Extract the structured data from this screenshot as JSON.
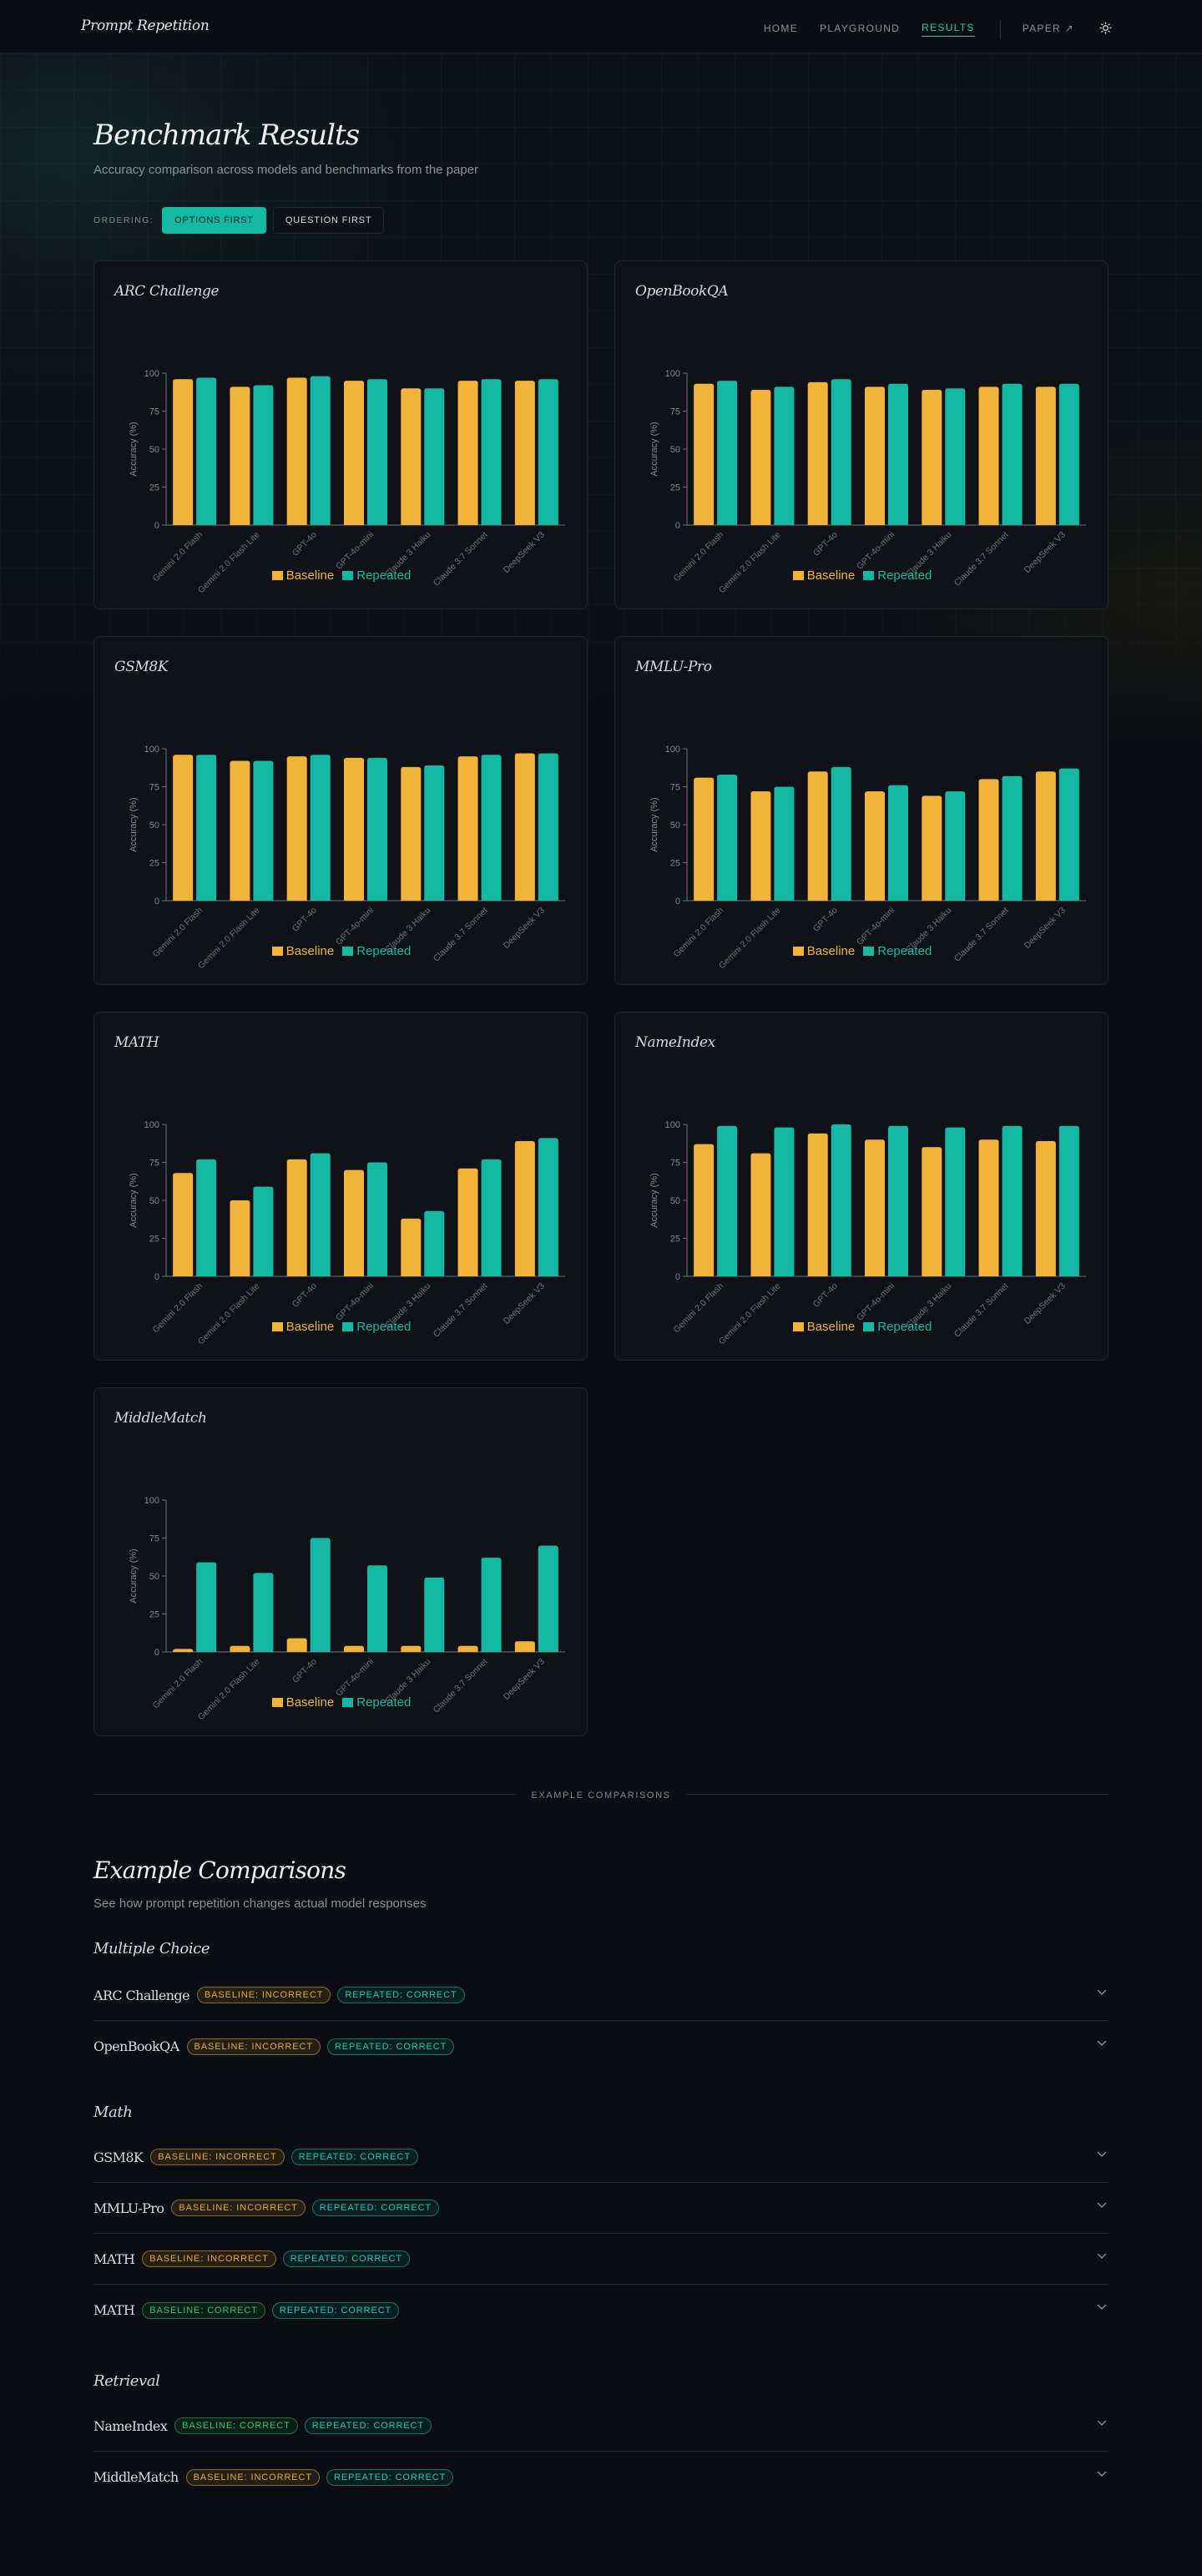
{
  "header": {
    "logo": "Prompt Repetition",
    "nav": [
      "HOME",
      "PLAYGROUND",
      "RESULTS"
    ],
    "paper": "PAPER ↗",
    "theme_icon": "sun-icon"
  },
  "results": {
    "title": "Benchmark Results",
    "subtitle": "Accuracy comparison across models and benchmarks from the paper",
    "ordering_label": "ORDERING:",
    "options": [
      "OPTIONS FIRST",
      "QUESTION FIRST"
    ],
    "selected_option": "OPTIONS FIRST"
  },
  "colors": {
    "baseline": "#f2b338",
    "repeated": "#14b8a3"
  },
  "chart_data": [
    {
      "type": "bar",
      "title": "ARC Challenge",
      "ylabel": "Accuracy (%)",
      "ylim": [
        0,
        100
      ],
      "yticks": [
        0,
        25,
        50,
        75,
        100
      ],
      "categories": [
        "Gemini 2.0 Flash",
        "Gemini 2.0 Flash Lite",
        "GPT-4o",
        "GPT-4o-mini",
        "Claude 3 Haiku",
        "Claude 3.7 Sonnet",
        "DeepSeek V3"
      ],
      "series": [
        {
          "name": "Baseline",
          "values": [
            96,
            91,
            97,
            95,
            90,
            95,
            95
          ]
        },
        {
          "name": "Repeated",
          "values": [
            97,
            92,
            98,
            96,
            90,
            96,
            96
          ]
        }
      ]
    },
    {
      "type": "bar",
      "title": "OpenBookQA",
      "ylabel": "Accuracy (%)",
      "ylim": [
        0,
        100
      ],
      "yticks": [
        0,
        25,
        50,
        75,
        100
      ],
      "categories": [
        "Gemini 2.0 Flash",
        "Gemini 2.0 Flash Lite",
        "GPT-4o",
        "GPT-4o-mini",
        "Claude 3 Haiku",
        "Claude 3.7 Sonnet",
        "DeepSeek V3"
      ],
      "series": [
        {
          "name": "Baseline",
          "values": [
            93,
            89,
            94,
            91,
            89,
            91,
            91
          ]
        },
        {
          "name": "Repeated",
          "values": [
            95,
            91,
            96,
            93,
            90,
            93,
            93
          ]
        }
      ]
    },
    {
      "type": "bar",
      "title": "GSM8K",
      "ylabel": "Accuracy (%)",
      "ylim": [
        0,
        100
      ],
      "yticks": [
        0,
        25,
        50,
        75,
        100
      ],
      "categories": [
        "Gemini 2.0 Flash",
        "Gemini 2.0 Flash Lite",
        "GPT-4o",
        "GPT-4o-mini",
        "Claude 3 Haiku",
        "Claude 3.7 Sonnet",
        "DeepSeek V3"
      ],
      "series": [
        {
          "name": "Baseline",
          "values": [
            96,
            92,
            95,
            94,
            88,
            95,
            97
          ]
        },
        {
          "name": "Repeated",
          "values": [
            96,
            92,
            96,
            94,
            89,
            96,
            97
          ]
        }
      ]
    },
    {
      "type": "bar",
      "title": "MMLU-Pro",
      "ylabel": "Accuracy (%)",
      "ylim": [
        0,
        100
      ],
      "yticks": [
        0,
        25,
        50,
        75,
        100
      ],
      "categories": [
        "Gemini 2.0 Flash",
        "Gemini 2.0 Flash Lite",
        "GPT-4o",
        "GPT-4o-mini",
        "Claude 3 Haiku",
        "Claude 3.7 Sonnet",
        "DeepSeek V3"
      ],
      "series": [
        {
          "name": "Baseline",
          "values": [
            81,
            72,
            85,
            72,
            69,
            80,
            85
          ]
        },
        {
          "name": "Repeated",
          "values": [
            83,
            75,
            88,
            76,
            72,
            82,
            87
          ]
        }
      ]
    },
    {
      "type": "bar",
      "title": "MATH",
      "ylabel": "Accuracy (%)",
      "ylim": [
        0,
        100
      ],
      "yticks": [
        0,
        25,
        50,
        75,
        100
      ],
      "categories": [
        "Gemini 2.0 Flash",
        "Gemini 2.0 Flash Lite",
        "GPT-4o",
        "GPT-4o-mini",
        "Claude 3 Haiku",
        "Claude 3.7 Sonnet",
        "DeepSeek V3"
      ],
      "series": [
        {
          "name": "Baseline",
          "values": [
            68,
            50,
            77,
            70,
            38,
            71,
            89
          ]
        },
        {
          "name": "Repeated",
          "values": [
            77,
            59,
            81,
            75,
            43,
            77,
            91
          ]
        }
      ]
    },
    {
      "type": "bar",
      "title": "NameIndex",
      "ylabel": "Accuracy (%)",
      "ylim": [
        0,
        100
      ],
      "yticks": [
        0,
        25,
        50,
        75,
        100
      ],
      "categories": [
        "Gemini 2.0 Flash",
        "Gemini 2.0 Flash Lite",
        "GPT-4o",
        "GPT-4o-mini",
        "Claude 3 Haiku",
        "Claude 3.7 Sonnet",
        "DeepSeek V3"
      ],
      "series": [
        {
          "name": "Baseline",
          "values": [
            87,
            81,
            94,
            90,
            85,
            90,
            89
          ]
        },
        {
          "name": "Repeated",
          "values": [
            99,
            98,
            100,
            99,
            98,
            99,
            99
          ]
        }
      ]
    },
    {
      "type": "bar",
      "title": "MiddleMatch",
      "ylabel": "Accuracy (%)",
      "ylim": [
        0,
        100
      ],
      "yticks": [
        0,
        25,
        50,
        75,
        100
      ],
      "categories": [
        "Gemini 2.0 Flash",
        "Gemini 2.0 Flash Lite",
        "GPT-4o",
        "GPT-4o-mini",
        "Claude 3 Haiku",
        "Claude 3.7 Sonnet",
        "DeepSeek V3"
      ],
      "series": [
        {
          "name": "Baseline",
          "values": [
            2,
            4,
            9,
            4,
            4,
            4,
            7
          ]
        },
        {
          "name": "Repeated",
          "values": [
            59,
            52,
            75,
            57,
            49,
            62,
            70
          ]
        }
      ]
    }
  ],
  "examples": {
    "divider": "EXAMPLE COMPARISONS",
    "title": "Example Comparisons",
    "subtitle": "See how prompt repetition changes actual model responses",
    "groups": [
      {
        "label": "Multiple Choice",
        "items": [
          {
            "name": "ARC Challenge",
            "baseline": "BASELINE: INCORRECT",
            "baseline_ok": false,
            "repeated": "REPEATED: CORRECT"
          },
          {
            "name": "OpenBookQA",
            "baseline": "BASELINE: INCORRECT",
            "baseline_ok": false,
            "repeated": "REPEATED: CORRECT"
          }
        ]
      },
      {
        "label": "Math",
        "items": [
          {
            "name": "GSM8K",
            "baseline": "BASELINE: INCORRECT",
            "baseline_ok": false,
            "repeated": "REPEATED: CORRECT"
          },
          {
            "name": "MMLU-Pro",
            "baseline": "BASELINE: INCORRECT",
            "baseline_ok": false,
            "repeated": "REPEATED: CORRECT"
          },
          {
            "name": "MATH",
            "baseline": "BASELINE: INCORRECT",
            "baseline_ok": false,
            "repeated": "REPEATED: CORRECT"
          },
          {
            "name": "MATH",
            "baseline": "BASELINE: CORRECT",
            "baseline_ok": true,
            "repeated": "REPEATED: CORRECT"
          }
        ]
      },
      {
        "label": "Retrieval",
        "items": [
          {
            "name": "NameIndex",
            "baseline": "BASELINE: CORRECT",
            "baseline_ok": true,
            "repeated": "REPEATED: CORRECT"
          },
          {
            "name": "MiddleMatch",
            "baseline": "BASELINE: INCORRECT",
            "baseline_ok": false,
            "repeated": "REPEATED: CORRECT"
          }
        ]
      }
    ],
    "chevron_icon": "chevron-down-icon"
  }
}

++++++++++

→ Direction: Determine how many lines of the material include the string "icon". Output only that count.

→ Task response: 2